> **Task**:
Write out the material exactly, without any of its pictures.

Collected data entries
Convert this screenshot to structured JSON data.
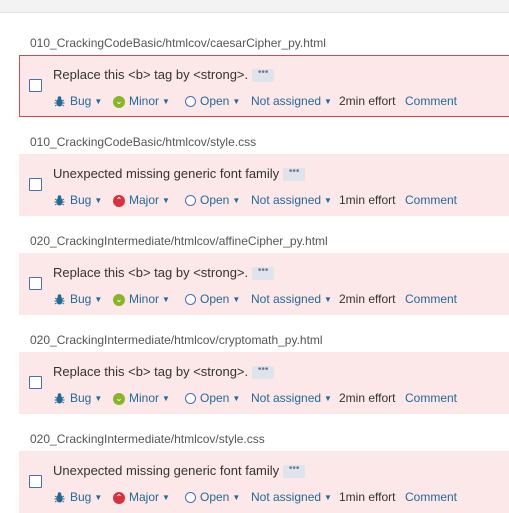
{
  "colors": {
    "issue_bg": "#fce8e8",
    "selected_border": "#d44a4a",
    "link": "#236a97",
    "minor": "#8ab52a",
    "major": "#d4333f",
    "open_ring": "#4b6eaf"
  },
  "issues": [
    {
      "file": "010_CrackingCodeBasic/htmlcov/caesarCipher_py.html",
      "message": "Replace this <b> tag by <strong>.",
      "type": "Bug",
      "severity": "Minor",
      "severity_icon": "minor-icon",
      "status": "Open",
      "assignee": "Not assigned",
      "effort": "2min effort",
      "comment": "Comment",
      "selected": true
    },
    {
      "file": "010_CrackingCodeBasic/htmlcov/style.css",
      "message": "Unexpected missing generic font family",
      "type": "Bug",
      "severity": "Major",
      "severity_icon": "major-icon",
      "status": "Open",
      "assignee": "Not assigned",
      "effort": "1min effort",
      "comment": "Comment",
      "selected": false
    },
    {
      "file": "020_CrackingIntermediate/htmlcov/affineCipher_py.html",
      "message": "Replace this <b> tag by <strong>.",
      "type": "Bug",
      "severity": "Minor",
      "severity_icon": "minor-icon",
      "status": "Open",
      "assignee": "Not assigned",
      "effort": "2min effort",
      "comment": "Comment",
      "selected": false
    },
    {
      "file": "020_CrackingIntermediate/htmlcov/cryptomath_py.html",
      "message": "Replace this <b> tag by <strong>.",
      "type": "Bug",
      "severity": "Minor",
      "severity_icon": "minor-icon",
      "status": "Open",
      "assignee": "Not assigned",
      "effort": "2min effort",
      "comment": "Comment",
      "selected": false
    },
    {
      "file": "020_CrackingIntermediate/htmlcov/style.css",
      "message": "Unexpected missing generic font family",
      "type": "Bug",
      "severity": "Major",
      "severity_icon": "major-icon",
      "status": "Open",
      "assignee": "Not assigned",
      "effort": "1min effort",
      "comment": "Comment",
      "selected": false
    }
  ]
}
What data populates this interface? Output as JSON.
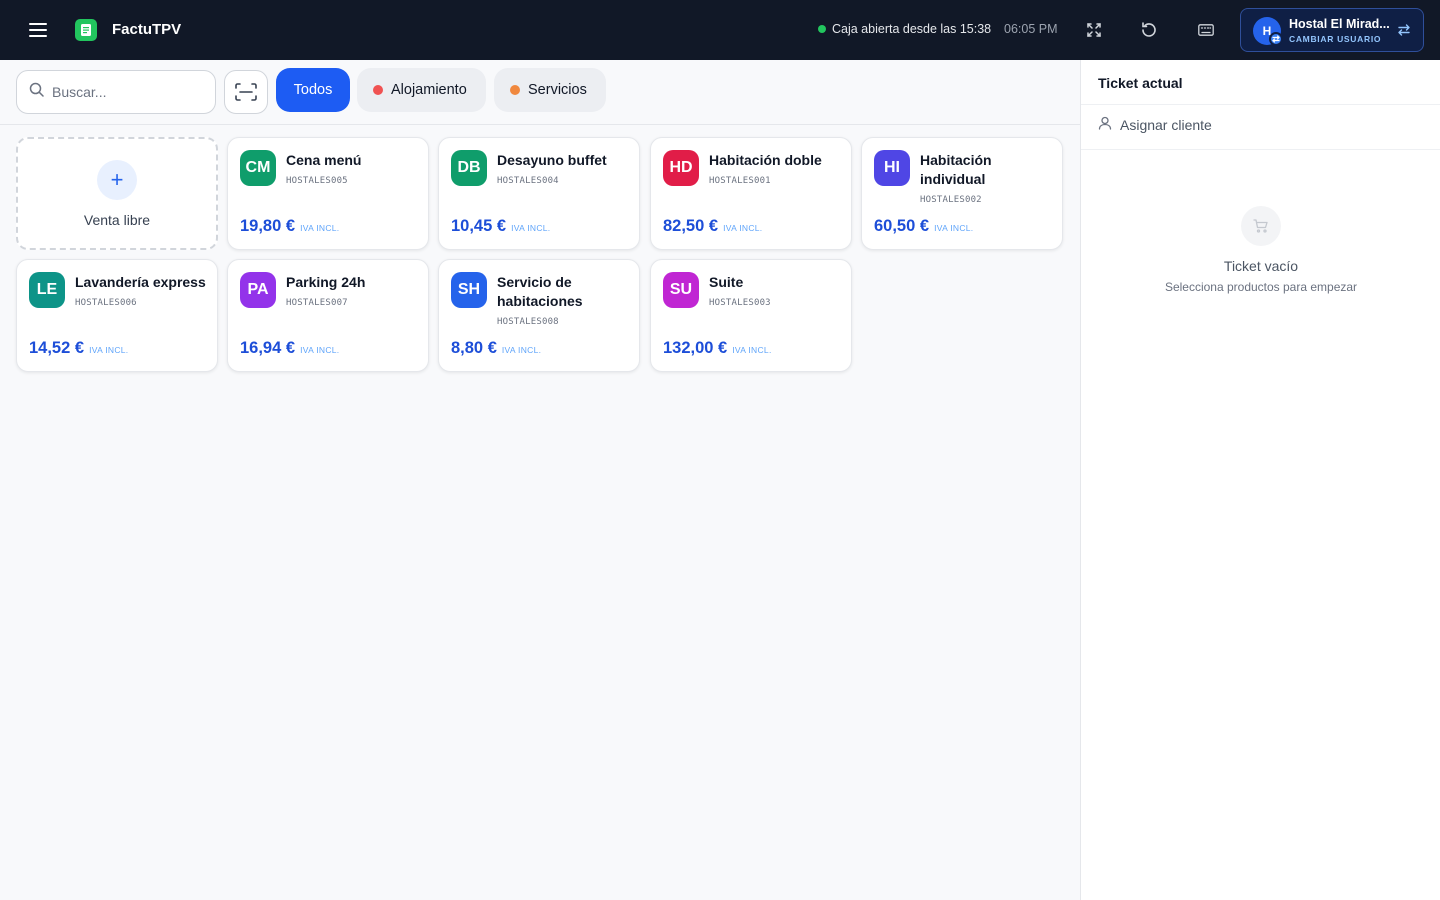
{
  "header": {
    "app_name": "FactuTPV",
    "status": "Caja abierta desde las 15:38",
    "time": "06:05 PM",
    "user": {
      "initial": "H",
      "name": "Hostal El Mirad...",
      "action": "CAMBIAR USUARIO"
    }
  },
  "toolbar": {
    "search_placeholder": "Buscar...",
    "categories": [
      {
        "label": "Todos",
        "active": true
      },
      {
        "label": "Alojamiento",
        "dot_color": "#f05252"
      },
      {
        "label": "Servicios",
        "dot_color": "#f0883e"
      }
    ]
  },
  "free_sale_label": "Venta libre",
  "products": [
    {
      "initials": "CM",
      "name": "Cena menú",
      "code": "HOSTALES005",
      "price": "19,80 €",
      "tax": "IVA INCL.",
      "color": "#0f9d6b"
    },
    {
      "initials": "DB",
      "name": "Desayuno buffet",
      "code": "HOSTALES004",
      "price": "10,45 €",
      "tax": "IVA INCL.",
      "color": "#0f9d6b"
    },
    {
      "initials": "HD",
      "name": "Habitación doble",
      "code": "HOSTALES001",
      "price": "82,50 €",
      "tax": "IVA INCL.",
      "color": "#e11d48"
    },
    {
      "initials": "HI",
      "name": "Habitación individual",
      "code": "HOSTALES002",
      "price": "60,50 €",
      "tax": "IVA INCL.",
      "color": "#4f46e5"
    },
    {
      "initials": "LE",
      "name": "Lavandería express",
      "code": "HOSTALES006",
      "price": "14,52 €",
      "tax": "IVA INCL.",
      "color": "#0d9488"
    },
    {
      "initials": "PA",
      "name": "Parking 24h",
      "code": "HOSTALES007",
      "price": "16,94 €",
      "tax": "IVA INCL.",
      "color": "#9333ea"
    },
    {
      "initials": "SH",
      "name": "Servicio de habitaciones",
      "code": "HOSTALES008",
      "price": "8,80 €",
      "tax": "IVA INCL.",
      "color": "#2563eb"
    },
    {
      "initials": "SU",
      "name": "Suite",
      "code": "HOSTALES003",
      "price": "132,00 €",
      "tax": "IVA INCL.",
      "color": "#c026d3"
    }
  ],
  "ticket": {
    "title": "Ticket actual",
    "assign_client": "Asignar cliente",
    "empty_title": "Ticket vacío",
    "empty_subtitle": "Selecciona productos para empezar"
  }
}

> **Task response**:
Convert this screenshot to structured JSON data.
{
  "colors": {
    "issue_bg": "#fce8e8",
    "selected_border": "#d44a4a",
    "link": "#236a97",
    "minor": "#8ab52a",
    "major": "#d4333f",
    "open_ring": "#4b6eaf"
  },
  "issues": [
    {
      "file": "010_CrackingCodeBasic/htmlcov/caesarCipher_py.html",
      "message": "Replace this <b> tag by <strong>.",
      "type": "Bug",
      "severity": "Minor",
      "severity_icon": "minor-icon",
      "status": "Open",
      "assignee": "Not assigned",
      "effort": "2min effort",
      "comment": "Comment",
      "selected": true
    },
    {
      "file": "010_CrackingCodeBasic/htmlcov/style.css",
      "message": "Unexpected missing generic font family",
      "type": "Bug",
      "severity": "Major",
      "severity_icon": "major-icon",
      "status": "Open",
      "assignee": "Not assigned",
      "effort": "1min effort",
      "comment": "Comment",
      "selected": false
    },
    {
      "file": "020_CrackingIntermediate/htmlcov/affineCipher_py.html",
      "message": "Replace this <b> tag by <strong>.",
      "type": "Bug",
      "severity": "Minor",
      "severity_icon": "minor-icon",
      "status": "Open",
      "assignee": "Not assigned",
      "effort": "2min effort",
      "comment": "Comment",
      "selected": false
    },
    {
      "file": "020_CrackingIntermediate/htmlcov/cryptomath_py.html",
      "message": "Replace this <b> tag by <strong>.",
      "type": "Bug",
      "severity": "Minor",
      "severity_icon": "minor-icon",
      "status": "Open",
      "assignee": "Not assigned",
      "effort": "2min effort",
      "comment": "Comment",
      "selected": false
    },
    {
      "file": "020_CrackingIntermediate/htmlcov/style.css",
      "message": "Unexpected missing generic font family",
      "type": "Bug",
      "severity": "Major",
      "severity_icon": "major-icon",
      "status": "Open",
      "assignee": "Not assigned",
      "effort": "1min effort",
      "comment": "Comment",
      "selected": false
    }
  ]
}
What data populates this interface? Output as JSON.
{
  "header": {
    "app_name": "FactuTPV",
    "status": "Caja abierta desde las 15:38",
    "time": "06:05 PM",
    "user": {
      "initial": "H",
      "name": "Hostal El Mirad...",
      "action": "CAMBIAR USUARIO"
    }
  },
  "toolbar": {
    "search_placeholder": "Buscar...",
    "categories": [
      {
        "label": "Todos",
        "active": true
      },
      {
        "label": "Alojamiento",
        "dot_color": "#f05252"
      },
      {
        "label": "Servicios",
        "dot_color": "#f0883e"
      }
    ]
  },
  "free_sale_label": "Venta libre",
  "products": [
    {
      "initials": "CM",
      "name": "Cena menú",
      "code": "HOSTALES005",
      "price": "19,80 €",
      "tax": "IVA INCL.",
      "color": "#0f9d6b"
    },
    {
      "initials": "DB",
      "name": "Desayuno buffet",
      "code": "HOSTALES004",
      "price": "10,45 €",
      "tax": "IVA INCL.",
      "color": "#0f9d6b"
    },
    {
      "initials": "HD",
      "name": "Habitación doble",
      "code": "HOSTALES001",
      "price": "82,50 €",
      "tax": "IVA INCL.",
      "color": "#e11d48"
    },
    {
      "initials": "HI",
      "name": "Habitación individual",
      "code": "HOSTALES002",
      "price": "60,50 €",
      "tax": "IVA INCL.",
      "color": "#4f46e5"
    },
    {
      "initials": "LE",
      "name": "Lavandería express",
      "code": "HOSTALES006",
      "price": "14,52 €",
      "tax": "IVA INCL.",
      "color": "#0d9488"
    },
    {
      "initials": "PA",
      "name": "Parking 24h",
      "code": "HOSTALES007",
      "price": "16,94 €",
      "tax": "IVA INCL.",
      "color": "#9333ea"
    },
    {
      "initials": "SH",
      "name": "Servicio de habitaciones",
      "code": "HOSTALES008",
      "price": "8,80 €",
      "tax": "IVA INCL.",
      "color": "#2563eb"
    },
    {
      "initials": "SU",
      "name": "Suite",
      "code": "HOSTALES003",
      "price": "132,00 €",
      "tax": "IVA INCL.",
      "color": "#c026d3"
    }
  ],
  "ticket": {
    "title": "Ticket actual",
    "assign_client": "Asignar cliente",
    "empty_title": "Ticket vacío",
    "empty_subtitle": "Selecciona productos para empezar"
  }
}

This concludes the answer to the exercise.